*Stated goal*. Search the data below for "horizon"; list each line that holds it.

(Stored items from a collection)

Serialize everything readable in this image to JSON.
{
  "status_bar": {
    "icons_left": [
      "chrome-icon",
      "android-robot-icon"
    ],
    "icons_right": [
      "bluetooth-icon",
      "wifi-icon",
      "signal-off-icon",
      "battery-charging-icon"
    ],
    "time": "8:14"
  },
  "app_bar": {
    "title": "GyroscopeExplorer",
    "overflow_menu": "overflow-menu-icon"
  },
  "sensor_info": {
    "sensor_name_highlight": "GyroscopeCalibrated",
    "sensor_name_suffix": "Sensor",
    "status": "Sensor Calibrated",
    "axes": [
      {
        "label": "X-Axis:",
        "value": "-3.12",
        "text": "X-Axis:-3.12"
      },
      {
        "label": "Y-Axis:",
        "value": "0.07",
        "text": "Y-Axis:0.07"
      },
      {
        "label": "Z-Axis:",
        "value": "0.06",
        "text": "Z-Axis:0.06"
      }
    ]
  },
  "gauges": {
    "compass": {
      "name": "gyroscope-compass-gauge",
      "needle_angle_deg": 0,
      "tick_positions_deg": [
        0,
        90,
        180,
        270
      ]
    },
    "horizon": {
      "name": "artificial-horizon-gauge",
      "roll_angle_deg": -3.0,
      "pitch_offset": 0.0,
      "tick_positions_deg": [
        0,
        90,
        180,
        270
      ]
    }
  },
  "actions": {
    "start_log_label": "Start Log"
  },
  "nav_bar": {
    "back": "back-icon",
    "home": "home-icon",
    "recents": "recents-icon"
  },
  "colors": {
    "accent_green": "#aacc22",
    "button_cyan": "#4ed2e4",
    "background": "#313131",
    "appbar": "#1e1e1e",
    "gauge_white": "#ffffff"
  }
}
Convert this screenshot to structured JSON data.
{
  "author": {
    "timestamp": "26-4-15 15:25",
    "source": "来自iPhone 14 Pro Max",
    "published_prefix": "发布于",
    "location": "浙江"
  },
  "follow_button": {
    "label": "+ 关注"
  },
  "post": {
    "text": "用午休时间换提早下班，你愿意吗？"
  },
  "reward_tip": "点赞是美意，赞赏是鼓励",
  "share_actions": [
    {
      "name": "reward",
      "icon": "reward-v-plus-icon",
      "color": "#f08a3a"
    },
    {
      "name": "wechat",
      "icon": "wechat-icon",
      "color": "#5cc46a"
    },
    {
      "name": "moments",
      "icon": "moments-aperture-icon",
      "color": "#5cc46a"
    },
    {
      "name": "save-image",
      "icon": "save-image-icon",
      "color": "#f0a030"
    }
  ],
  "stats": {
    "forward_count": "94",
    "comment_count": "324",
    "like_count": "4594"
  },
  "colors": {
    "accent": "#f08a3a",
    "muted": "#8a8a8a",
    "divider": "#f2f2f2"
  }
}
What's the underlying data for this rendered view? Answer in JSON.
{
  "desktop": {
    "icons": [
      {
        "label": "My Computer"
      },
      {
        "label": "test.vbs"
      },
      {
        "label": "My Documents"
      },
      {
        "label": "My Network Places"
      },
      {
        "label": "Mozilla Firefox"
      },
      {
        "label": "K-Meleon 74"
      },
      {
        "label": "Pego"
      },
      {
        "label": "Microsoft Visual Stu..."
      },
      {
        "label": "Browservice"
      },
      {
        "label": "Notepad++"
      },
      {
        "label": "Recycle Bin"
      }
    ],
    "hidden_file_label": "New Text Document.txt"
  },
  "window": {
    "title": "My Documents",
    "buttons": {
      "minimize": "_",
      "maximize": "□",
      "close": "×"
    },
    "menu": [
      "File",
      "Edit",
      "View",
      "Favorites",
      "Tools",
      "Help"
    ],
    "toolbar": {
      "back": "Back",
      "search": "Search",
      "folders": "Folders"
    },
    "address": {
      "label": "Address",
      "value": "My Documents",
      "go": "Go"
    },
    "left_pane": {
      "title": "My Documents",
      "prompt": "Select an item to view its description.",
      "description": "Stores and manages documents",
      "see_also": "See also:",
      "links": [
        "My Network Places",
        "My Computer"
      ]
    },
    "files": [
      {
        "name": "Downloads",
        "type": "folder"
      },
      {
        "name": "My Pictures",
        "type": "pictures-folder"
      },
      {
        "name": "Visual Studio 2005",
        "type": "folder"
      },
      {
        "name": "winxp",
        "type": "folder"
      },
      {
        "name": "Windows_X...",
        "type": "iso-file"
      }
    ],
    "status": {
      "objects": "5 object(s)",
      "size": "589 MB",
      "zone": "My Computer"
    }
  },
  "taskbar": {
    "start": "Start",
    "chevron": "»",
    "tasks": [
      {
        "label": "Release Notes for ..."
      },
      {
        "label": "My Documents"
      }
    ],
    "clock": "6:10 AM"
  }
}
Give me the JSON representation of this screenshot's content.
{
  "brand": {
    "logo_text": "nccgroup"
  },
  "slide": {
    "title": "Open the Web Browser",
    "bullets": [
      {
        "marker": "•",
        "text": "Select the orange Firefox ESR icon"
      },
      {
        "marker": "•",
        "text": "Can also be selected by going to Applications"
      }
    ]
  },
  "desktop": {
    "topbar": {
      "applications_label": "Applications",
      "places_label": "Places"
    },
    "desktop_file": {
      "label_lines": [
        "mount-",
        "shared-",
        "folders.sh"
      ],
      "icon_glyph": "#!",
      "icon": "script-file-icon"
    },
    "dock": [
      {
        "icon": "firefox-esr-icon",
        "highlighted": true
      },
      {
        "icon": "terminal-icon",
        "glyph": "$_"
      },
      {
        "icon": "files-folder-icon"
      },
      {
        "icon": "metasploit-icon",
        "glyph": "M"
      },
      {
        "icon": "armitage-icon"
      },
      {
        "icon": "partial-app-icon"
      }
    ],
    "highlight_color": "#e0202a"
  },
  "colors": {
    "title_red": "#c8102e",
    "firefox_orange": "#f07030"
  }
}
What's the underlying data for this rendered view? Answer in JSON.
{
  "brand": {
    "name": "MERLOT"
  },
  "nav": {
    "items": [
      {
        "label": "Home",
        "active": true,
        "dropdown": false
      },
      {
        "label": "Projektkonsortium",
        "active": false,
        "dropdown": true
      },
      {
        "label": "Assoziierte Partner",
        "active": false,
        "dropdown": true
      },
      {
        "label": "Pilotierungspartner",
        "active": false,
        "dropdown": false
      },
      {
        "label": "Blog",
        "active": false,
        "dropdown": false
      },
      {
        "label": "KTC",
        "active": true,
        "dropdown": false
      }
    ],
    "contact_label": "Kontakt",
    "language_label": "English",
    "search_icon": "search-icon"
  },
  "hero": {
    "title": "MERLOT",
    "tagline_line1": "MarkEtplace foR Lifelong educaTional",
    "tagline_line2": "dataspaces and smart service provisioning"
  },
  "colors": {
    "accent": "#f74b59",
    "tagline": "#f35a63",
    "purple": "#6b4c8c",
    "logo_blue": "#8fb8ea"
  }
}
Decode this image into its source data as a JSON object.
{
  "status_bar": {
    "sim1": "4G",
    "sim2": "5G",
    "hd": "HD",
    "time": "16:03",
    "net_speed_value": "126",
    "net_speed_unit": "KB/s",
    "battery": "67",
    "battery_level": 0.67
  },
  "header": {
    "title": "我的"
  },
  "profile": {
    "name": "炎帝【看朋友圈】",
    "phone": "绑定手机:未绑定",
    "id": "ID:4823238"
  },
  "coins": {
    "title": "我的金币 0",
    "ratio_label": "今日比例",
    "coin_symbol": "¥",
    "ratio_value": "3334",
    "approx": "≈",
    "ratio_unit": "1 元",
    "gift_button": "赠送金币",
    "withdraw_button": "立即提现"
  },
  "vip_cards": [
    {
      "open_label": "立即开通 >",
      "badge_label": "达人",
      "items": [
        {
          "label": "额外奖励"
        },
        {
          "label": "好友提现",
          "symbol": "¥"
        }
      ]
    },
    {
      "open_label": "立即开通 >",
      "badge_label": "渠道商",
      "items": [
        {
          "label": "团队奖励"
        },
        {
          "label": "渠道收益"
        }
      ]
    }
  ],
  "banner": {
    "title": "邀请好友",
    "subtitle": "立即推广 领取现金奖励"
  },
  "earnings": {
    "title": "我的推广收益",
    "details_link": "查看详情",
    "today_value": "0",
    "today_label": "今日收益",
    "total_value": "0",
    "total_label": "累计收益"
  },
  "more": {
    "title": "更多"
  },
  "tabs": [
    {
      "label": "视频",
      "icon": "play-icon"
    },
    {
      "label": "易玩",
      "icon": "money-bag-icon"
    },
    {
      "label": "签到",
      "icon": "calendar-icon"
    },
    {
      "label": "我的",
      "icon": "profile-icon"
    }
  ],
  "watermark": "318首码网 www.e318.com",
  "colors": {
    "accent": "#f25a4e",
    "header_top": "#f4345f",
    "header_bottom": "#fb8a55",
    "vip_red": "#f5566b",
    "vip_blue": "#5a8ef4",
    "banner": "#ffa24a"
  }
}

*Solution to this exercise*.
    "horizon": {
      "name": "artificial-horizon-gauge",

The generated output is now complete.